Start THE RECORDS
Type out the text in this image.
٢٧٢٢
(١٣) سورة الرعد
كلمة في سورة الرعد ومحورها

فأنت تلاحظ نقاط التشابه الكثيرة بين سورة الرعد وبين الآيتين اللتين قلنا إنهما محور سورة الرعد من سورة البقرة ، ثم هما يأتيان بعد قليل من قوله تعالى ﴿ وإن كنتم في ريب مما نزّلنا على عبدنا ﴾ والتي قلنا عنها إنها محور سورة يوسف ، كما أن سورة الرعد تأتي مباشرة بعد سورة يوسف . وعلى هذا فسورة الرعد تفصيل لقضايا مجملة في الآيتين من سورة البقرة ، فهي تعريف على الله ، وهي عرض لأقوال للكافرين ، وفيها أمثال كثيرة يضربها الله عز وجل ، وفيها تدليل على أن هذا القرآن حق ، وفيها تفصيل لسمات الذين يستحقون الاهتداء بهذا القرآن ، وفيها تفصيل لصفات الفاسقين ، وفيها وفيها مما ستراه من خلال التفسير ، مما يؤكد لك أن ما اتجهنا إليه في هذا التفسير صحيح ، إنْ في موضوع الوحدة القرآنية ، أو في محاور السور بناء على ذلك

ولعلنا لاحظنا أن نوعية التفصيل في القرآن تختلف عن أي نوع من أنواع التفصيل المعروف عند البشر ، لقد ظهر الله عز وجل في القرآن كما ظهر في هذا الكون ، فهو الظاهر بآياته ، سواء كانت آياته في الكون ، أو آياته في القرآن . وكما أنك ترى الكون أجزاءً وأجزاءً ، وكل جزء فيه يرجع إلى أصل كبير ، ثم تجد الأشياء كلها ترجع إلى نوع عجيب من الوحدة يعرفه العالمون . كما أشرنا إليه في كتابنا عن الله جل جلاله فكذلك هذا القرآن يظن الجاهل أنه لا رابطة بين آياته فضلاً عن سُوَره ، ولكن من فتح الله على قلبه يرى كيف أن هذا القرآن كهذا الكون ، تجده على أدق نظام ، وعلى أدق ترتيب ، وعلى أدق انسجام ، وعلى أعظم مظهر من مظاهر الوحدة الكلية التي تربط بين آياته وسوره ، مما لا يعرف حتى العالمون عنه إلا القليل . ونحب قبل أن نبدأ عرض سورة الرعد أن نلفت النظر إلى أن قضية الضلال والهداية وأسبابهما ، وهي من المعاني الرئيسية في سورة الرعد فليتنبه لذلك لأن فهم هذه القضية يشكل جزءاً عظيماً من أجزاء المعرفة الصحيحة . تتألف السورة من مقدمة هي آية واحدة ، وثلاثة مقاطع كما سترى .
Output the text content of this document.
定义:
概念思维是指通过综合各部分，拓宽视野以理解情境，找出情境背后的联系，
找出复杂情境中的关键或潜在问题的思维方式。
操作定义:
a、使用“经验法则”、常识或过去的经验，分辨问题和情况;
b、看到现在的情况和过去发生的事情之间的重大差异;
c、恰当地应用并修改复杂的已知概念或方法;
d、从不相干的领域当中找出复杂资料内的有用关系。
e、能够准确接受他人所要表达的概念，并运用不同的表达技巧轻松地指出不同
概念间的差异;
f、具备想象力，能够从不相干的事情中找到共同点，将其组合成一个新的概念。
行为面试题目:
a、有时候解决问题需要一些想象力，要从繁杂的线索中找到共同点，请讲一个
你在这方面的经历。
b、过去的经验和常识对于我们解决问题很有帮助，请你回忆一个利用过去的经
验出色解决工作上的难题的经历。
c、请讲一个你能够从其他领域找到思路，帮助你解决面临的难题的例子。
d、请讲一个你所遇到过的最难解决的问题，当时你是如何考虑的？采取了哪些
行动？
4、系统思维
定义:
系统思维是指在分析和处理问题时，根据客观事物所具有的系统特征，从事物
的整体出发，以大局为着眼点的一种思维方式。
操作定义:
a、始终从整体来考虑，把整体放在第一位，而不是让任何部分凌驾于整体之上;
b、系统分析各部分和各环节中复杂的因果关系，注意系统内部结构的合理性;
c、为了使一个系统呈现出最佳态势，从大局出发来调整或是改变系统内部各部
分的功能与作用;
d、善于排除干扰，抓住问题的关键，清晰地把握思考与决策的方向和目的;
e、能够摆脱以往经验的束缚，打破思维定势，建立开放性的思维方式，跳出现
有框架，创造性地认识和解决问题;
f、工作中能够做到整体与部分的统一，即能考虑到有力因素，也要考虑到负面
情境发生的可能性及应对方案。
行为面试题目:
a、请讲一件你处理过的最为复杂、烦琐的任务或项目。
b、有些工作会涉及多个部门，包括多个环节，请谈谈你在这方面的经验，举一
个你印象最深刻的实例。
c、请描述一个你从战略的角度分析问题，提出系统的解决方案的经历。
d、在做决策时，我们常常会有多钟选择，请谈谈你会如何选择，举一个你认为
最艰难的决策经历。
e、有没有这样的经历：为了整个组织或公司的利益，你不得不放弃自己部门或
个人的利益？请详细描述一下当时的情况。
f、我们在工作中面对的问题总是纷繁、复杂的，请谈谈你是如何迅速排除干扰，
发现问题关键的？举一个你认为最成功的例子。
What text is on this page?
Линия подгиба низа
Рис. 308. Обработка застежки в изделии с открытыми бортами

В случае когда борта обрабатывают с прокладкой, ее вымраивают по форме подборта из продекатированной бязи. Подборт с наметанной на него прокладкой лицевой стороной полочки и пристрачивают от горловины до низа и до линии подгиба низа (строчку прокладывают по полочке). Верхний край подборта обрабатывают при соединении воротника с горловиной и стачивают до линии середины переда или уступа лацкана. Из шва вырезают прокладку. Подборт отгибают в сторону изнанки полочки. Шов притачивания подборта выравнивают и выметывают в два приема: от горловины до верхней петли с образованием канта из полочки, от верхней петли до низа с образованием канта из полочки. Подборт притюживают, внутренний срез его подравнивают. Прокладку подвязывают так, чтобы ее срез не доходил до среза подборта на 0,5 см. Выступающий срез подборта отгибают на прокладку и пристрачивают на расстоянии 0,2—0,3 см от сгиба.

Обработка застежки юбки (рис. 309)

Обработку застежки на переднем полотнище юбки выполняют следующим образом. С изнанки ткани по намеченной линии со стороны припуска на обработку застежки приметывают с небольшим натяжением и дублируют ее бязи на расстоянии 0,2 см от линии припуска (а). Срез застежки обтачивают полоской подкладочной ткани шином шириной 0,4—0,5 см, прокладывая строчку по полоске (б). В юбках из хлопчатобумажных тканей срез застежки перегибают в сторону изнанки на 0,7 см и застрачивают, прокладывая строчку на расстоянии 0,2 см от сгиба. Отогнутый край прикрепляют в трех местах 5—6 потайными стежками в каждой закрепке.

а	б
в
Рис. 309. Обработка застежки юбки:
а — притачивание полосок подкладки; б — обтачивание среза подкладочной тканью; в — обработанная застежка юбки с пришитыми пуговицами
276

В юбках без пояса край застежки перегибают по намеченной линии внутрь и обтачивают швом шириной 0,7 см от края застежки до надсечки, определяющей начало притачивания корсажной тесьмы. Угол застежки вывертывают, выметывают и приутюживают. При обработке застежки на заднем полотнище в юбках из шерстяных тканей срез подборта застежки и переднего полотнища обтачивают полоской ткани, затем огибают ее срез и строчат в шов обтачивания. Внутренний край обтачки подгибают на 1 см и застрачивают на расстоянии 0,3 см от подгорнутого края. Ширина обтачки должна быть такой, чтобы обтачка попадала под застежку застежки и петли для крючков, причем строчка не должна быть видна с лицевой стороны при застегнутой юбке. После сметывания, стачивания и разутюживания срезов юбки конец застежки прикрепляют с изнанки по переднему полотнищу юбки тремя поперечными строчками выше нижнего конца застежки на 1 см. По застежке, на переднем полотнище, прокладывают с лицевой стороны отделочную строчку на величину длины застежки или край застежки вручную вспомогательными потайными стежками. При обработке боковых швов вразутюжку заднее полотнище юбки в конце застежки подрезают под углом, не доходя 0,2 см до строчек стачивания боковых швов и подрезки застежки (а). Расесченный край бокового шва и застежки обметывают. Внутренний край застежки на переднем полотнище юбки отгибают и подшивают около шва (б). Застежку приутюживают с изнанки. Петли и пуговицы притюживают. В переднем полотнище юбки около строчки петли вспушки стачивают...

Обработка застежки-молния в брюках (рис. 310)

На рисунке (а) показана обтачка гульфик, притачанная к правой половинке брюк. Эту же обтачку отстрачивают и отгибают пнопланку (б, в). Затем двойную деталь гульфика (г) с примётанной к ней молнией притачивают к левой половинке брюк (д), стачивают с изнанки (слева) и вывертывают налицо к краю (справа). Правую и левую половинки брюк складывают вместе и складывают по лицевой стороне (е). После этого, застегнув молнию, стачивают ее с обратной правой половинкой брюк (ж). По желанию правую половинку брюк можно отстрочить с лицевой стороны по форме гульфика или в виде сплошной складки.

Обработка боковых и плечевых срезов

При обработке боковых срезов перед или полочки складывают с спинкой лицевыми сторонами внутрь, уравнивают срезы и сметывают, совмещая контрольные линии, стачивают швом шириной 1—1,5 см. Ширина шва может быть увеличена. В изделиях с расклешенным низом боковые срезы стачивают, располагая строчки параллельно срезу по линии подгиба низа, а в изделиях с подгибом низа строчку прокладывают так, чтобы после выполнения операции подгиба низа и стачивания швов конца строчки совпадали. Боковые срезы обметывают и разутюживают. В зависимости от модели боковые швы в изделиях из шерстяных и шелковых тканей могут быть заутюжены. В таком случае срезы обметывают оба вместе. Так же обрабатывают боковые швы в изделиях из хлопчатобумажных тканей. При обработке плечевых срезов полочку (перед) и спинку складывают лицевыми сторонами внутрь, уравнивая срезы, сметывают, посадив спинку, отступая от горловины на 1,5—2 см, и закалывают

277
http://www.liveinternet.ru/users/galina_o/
End THE RECORDS
Within the listing above, work out how many lines contain the string "застрачивают", and reply with that number only.

2